**EXTRACTED ENTRIES**
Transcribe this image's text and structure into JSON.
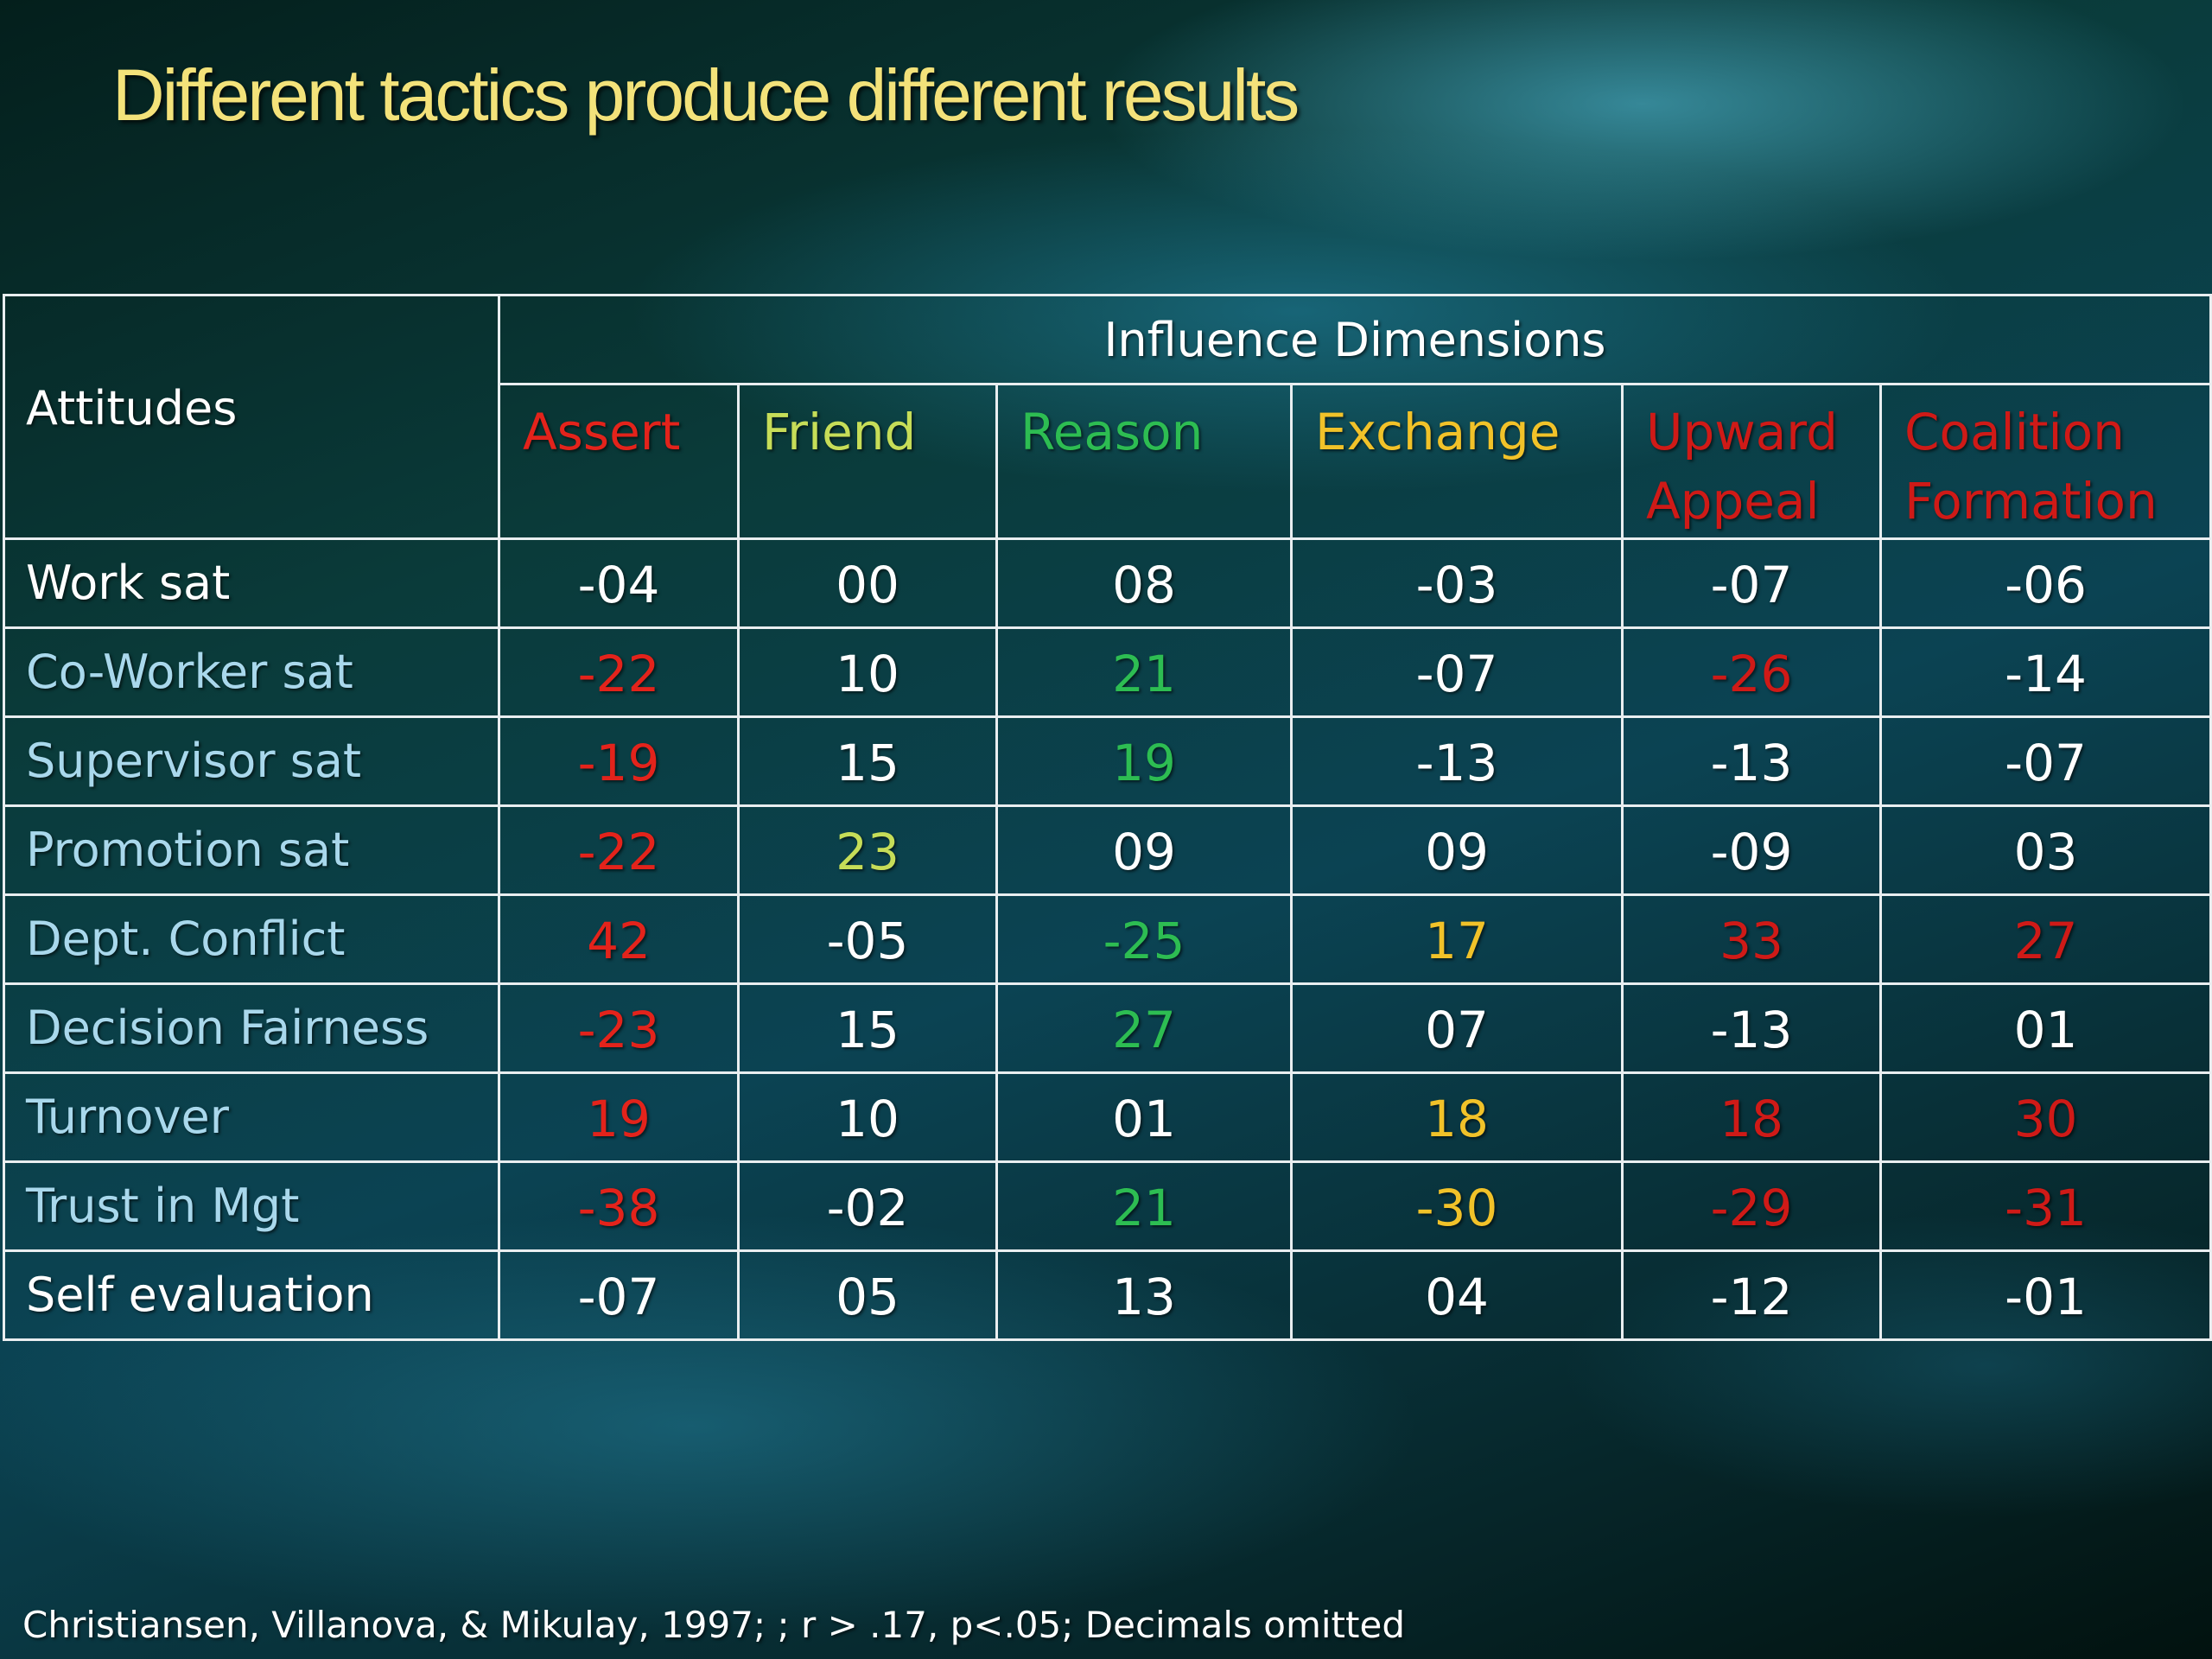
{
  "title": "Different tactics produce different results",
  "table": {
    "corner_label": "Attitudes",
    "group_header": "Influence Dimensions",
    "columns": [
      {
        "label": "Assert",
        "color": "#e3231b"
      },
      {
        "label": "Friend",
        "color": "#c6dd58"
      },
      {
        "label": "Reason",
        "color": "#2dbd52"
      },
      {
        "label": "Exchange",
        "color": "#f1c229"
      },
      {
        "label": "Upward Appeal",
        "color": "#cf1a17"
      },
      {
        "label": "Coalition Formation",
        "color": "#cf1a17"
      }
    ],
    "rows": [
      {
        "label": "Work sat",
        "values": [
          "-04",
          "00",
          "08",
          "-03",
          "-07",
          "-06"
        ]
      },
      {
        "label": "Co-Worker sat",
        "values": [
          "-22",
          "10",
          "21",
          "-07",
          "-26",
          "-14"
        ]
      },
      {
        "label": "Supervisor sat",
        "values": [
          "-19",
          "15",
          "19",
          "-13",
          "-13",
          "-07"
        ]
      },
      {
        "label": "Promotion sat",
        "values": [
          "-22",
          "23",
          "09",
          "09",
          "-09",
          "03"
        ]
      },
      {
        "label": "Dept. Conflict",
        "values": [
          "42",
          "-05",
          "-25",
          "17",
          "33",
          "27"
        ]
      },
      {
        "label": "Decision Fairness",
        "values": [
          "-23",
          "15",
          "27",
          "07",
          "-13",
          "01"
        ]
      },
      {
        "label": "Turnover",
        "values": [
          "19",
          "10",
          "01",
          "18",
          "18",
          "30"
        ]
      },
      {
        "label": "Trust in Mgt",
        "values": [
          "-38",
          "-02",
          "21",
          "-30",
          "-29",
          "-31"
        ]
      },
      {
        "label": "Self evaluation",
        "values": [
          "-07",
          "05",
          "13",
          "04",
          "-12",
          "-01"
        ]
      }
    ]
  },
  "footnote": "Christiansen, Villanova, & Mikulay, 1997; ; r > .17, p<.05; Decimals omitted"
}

---

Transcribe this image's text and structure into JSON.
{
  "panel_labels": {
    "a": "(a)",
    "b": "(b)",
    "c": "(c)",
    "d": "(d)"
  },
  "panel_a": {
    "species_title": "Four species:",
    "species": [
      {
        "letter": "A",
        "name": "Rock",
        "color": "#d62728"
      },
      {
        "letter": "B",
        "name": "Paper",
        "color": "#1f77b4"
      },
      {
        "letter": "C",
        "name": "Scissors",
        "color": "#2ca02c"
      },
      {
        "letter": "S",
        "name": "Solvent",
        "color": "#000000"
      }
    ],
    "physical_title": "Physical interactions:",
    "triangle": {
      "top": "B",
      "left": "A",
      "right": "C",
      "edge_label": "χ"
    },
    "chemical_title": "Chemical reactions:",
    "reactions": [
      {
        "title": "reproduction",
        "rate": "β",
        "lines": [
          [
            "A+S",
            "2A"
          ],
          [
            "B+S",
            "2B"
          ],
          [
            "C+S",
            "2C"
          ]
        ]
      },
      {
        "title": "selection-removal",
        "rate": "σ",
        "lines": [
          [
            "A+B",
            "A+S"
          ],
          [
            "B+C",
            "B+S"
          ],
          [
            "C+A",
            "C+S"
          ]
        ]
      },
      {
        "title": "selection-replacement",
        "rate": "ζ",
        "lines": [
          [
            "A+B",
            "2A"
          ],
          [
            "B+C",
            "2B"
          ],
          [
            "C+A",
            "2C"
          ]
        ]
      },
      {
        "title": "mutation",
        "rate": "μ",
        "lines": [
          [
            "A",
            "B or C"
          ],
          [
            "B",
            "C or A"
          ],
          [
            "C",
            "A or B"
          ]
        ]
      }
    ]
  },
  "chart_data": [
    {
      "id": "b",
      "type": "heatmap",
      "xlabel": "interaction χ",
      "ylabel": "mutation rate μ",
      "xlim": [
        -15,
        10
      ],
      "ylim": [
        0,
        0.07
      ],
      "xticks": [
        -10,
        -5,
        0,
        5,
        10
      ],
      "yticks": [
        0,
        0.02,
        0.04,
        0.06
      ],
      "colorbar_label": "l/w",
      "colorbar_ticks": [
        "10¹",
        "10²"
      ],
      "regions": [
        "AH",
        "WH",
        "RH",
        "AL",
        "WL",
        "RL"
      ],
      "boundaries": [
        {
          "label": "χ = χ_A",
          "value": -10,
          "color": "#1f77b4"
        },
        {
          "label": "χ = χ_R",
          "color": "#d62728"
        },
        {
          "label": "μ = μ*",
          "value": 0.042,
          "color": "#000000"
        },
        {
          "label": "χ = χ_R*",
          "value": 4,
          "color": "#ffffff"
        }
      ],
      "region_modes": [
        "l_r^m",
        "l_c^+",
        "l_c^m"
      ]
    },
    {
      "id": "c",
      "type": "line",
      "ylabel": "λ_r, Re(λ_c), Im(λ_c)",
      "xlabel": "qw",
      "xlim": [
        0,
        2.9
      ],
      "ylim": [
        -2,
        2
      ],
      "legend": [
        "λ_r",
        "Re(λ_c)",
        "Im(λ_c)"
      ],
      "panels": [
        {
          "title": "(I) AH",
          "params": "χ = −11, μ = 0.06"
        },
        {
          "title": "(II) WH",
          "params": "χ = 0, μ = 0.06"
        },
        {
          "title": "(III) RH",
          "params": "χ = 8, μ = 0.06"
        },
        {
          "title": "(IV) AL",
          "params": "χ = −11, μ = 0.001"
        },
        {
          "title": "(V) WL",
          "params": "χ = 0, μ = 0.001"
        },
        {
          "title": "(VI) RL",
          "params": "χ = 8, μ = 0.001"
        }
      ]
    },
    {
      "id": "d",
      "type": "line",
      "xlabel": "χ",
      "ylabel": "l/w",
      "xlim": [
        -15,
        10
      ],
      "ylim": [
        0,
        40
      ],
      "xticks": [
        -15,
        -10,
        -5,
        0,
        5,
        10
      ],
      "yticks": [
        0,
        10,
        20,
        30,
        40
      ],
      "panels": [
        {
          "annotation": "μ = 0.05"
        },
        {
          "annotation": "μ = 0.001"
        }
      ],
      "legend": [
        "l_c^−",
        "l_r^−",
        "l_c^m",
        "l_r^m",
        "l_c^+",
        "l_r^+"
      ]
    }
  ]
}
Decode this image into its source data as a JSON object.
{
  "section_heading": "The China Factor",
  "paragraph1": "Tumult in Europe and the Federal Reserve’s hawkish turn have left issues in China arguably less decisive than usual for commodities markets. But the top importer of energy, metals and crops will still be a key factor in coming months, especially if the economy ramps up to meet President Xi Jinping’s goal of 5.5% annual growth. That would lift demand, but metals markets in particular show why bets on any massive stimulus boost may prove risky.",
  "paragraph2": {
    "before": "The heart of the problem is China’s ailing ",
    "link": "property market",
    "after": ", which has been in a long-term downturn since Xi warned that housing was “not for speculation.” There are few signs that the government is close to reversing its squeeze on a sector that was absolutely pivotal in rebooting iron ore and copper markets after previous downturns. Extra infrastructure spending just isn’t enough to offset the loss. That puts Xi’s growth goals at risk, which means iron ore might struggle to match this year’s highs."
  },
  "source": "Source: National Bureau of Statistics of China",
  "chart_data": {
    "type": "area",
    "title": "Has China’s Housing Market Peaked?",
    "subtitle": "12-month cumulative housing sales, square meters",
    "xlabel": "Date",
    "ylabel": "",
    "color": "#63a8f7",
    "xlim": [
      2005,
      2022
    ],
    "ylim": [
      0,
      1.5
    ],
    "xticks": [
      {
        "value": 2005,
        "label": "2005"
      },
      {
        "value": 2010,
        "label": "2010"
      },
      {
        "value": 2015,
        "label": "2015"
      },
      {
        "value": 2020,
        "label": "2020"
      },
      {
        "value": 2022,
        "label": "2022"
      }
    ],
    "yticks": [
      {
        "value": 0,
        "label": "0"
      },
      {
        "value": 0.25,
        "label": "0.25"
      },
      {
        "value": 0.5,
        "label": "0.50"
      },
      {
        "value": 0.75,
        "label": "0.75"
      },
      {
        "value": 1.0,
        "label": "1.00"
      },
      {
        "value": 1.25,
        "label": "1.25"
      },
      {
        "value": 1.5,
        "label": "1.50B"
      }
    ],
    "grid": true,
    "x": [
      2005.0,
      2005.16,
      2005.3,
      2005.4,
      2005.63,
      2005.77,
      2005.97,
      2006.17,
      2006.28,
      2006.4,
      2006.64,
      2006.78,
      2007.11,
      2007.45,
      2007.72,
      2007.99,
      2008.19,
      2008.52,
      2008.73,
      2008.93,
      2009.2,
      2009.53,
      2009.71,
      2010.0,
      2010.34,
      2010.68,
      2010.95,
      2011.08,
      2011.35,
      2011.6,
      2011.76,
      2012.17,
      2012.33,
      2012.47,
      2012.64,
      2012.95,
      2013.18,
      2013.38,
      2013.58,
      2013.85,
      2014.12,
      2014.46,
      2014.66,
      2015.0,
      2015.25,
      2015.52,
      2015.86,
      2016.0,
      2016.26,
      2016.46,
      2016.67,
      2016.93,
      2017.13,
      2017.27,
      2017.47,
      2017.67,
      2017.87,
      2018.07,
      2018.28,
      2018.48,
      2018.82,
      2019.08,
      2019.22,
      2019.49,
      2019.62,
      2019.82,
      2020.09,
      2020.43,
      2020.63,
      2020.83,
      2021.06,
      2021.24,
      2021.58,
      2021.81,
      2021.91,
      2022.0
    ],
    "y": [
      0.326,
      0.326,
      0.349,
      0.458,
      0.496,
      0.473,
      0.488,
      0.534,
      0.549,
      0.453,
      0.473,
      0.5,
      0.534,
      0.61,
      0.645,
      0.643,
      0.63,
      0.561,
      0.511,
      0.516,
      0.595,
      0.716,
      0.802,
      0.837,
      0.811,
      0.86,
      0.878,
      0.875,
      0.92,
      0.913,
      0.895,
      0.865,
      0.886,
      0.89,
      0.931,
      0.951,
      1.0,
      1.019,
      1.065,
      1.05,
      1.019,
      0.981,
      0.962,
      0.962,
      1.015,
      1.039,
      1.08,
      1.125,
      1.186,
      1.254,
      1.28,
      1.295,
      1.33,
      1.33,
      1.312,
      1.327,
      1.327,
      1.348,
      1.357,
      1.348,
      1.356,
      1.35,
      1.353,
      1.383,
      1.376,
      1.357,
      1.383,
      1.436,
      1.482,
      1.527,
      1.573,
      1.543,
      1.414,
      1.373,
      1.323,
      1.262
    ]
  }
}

--

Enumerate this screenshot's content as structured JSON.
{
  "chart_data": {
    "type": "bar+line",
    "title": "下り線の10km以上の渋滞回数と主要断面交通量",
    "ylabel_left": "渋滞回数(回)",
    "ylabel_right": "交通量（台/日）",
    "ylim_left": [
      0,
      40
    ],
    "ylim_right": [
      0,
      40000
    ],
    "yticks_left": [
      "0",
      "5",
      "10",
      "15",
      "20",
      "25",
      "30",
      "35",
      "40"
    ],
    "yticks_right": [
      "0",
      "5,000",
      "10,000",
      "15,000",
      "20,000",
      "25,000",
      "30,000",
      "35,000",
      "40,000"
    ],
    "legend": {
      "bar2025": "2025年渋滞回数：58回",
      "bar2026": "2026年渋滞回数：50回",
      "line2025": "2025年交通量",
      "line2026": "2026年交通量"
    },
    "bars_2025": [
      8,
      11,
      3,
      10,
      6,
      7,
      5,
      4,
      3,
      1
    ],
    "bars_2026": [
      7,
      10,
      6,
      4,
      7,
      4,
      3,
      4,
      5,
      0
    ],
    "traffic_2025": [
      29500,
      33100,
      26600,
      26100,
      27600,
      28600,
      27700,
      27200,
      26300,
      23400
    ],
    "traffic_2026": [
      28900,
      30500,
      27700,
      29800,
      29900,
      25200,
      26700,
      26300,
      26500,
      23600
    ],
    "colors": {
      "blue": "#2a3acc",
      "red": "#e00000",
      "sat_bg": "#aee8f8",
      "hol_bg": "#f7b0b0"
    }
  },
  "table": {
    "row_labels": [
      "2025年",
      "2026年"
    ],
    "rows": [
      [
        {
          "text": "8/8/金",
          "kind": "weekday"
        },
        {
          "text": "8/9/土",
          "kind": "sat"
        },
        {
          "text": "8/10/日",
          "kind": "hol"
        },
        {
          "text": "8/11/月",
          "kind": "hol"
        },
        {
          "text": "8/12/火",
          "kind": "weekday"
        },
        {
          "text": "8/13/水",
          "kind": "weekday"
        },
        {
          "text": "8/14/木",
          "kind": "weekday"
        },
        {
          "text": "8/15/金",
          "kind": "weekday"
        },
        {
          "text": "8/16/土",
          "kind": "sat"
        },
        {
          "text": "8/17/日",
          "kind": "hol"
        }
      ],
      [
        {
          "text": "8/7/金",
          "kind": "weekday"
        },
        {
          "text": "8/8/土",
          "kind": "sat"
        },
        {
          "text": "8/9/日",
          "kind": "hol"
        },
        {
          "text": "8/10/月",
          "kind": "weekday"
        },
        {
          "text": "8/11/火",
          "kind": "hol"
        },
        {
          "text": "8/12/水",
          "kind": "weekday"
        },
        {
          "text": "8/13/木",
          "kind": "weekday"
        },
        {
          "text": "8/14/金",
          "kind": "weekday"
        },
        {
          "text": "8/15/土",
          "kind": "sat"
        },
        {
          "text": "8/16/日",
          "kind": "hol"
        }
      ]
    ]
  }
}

**WHAT THE TASK REQUIRES**
Your answer should be one number: the count of lines in the data above that include the word "reactions".

**FULL SOLUTION**
2